Do this:
Using the data below, gather each line that includes the word "登陆个人空间".

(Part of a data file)
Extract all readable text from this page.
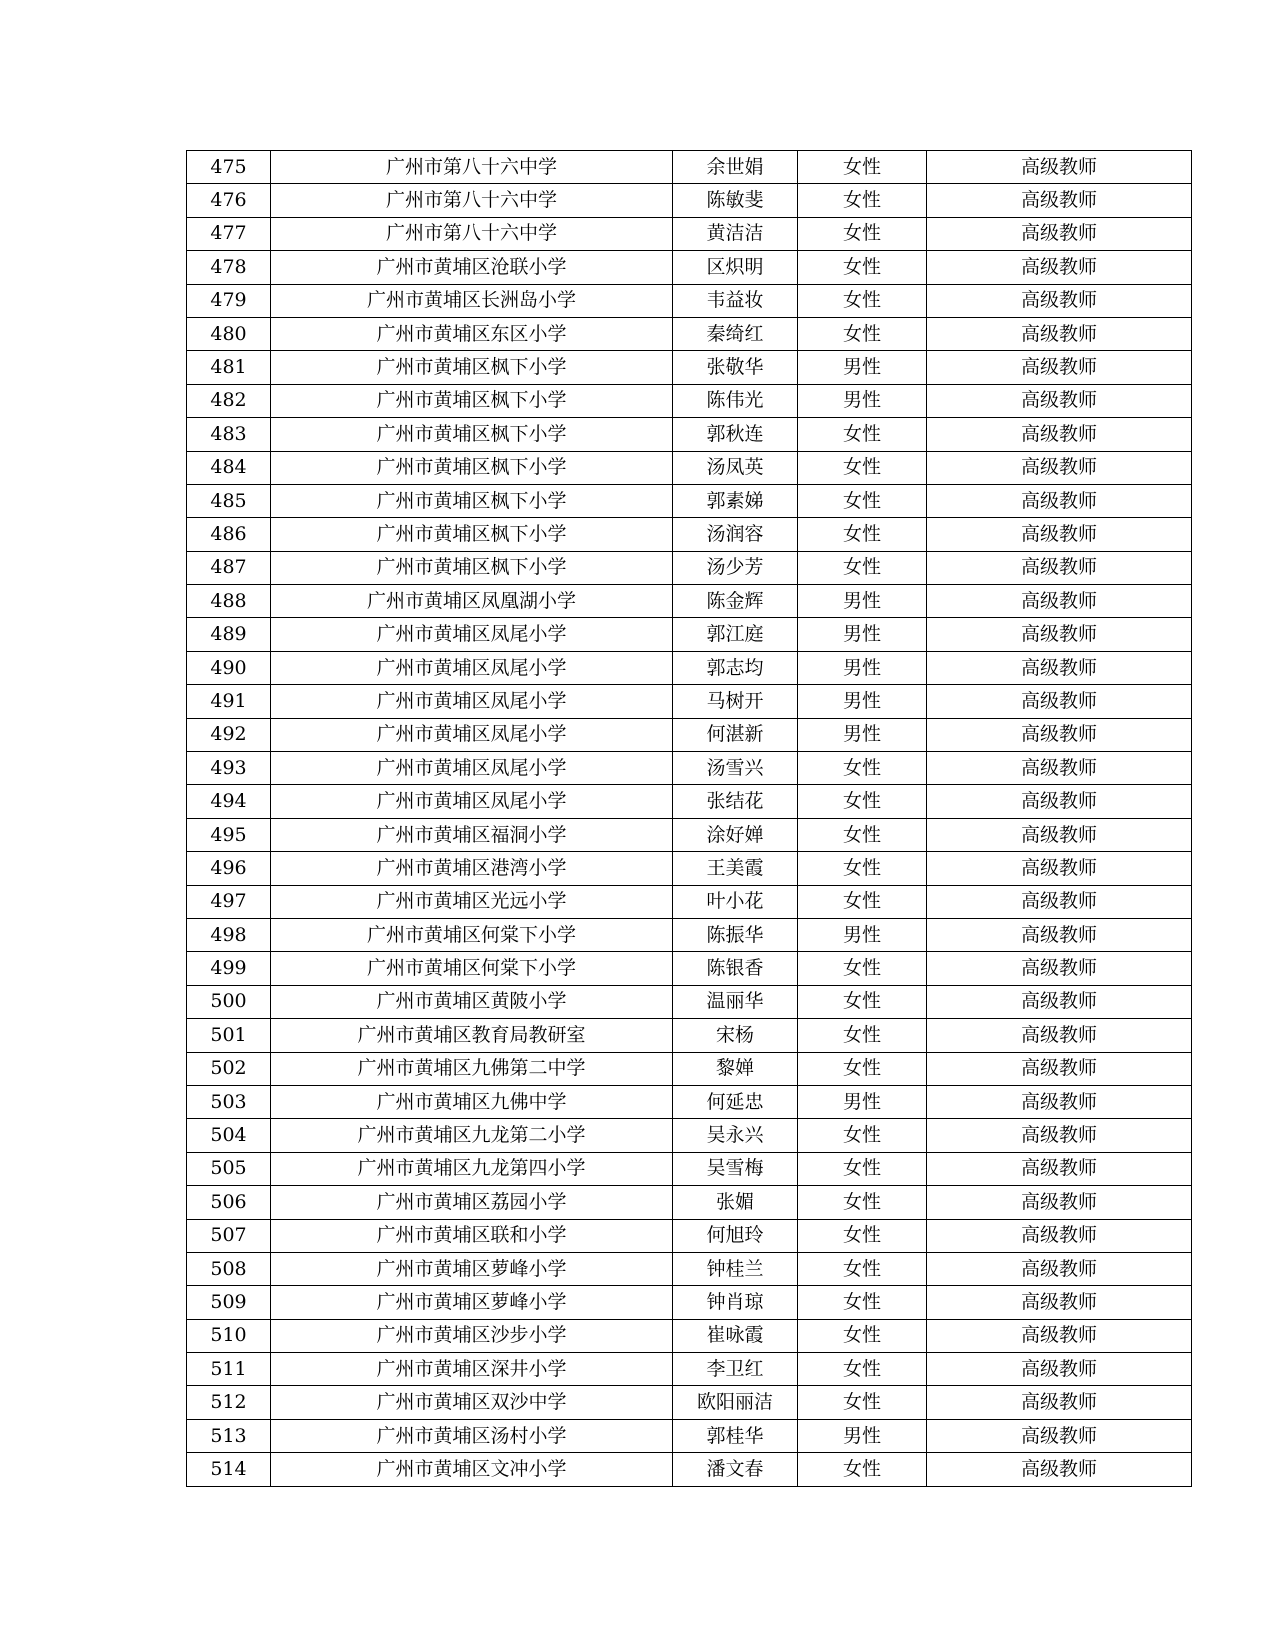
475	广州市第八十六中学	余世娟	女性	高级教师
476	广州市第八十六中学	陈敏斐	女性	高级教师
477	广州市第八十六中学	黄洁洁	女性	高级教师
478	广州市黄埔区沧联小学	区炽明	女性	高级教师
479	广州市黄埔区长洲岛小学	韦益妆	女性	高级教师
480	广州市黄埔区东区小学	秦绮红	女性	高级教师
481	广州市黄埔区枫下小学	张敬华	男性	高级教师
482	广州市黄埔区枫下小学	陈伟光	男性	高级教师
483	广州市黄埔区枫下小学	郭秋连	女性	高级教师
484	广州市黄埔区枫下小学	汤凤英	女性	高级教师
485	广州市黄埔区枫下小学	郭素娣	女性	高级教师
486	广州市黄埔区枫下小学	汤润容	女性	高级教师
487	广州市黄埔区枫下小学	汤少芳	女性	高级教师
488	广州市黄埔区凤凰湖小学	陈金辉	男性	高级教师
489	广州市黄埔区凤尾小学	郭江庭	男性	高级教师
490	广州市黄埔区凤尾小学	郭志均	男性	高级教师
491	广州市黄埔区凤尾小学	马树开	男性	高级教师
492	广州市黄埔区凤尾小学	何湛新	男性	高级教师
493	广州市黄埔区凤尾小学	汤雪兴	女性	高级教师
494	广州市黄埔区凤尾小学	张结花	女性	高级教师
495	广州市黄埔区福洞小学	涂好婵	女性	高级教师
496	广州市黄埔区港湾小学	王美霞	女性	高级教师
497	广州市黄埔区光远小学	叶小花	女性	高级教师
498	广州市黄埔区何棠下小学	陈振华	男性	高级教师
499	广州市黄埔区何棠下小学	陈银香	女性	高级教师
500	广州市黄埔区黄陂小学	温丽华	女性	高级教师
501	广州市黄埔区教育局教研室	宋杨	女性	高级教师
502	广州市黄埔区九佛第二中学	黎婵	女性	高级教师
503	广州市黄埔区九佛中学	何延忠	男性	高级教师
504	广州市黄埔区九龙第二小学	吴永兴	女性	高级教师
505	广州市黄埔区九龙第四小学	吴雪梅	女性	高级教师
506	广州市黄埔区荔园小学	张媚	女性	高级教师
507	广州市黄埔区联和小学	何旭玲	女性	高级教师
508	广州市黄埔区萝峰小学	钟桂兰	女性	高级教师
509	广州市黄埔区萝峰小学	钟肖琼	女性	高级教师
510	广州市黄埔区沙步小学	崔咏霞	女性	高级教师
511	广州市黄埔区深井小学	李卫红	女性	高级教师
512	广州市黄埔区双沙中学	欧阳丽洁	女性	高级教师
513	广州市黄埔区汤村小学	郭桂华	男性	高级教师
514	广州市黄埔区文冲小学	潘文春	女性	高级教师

--

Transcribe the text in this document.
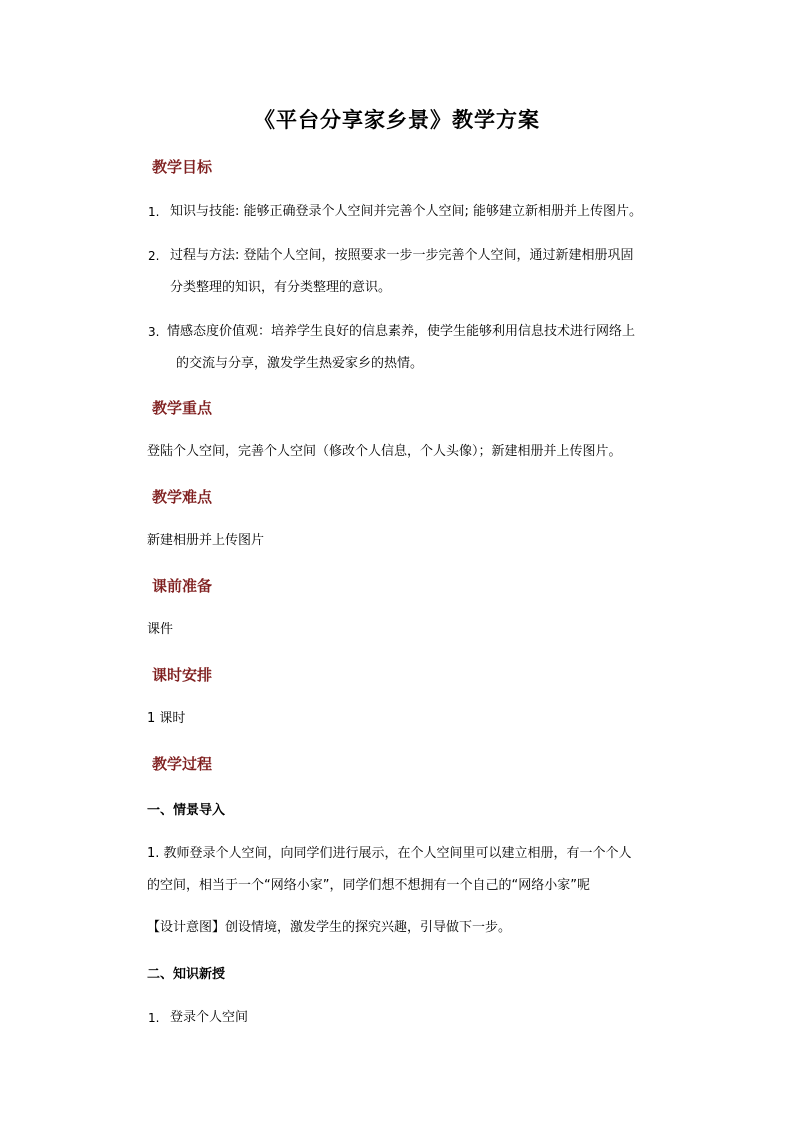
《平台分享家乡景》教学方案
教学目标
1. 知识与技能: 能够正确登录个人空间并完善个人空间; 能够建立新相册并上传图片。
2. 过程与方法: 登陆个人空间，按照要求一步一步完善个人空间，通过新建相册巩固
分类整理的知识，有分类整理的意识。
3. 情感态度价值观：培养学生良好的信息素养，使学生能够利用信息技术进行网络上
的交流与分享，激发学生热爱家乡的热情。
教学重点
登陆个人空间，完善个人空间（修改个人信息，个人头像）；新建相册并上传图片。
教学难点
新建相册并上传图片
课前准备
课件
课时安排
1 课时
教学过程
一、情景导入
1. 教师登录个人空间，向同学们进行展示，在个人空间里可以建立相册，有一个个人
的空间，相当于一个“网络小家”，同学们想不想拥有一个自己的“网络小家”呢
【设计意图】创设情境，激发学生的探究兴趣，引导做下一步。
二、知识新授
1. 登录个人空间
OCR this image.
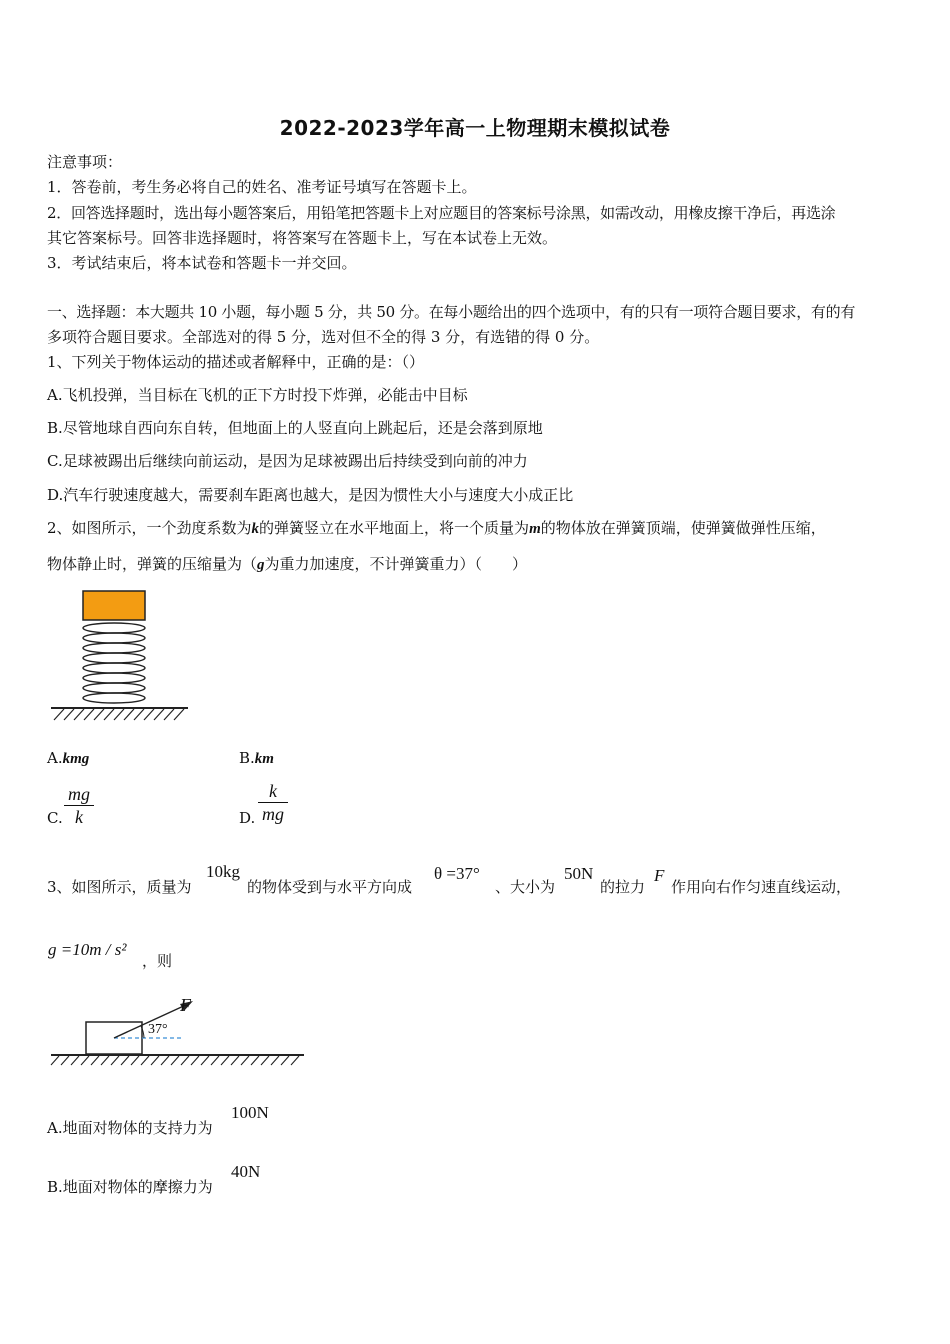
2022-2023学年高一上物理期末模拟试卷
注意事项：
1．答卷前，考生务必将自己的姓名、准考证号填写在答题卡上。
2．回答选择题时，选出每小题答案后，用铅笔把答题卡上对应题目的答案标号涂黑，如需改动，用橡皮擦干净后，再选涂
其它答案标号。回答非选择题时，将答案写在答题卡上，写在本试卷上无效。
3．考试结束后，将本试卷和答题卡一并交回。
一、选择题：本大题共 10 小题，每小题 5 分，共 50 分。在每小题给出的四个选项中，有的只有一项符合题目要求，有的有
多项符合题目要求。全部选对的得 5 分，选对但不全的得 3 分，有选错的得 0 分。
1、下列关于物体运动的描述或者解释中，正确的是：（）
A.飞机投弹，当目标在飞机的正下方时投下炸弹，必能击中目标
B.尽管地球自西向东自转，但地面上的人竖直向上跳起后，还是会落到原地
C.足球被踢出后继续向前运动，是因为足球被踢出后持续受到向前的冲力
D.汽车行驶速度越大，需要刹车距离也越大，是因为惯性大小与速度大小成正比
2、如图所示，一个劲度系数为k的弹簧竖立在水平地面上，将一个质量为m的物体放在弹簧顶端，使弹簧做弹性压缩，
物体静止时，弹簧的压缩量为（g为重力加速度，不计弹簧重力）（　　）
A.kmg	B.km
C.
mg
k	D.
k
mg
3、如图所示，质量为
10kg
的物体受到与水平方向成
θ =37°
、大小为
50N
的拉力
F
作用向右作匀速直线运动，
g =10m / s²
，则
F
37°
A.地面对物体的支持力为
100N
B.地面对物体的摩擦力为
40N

Task response:
2. 过程与方法: 登陆个人空间，按照要求一步一步完善个人空间，通过新建相册巩固
登陆个人空间，完善个人空间（修改个人信息，个人头像）；新建相册并上传图片。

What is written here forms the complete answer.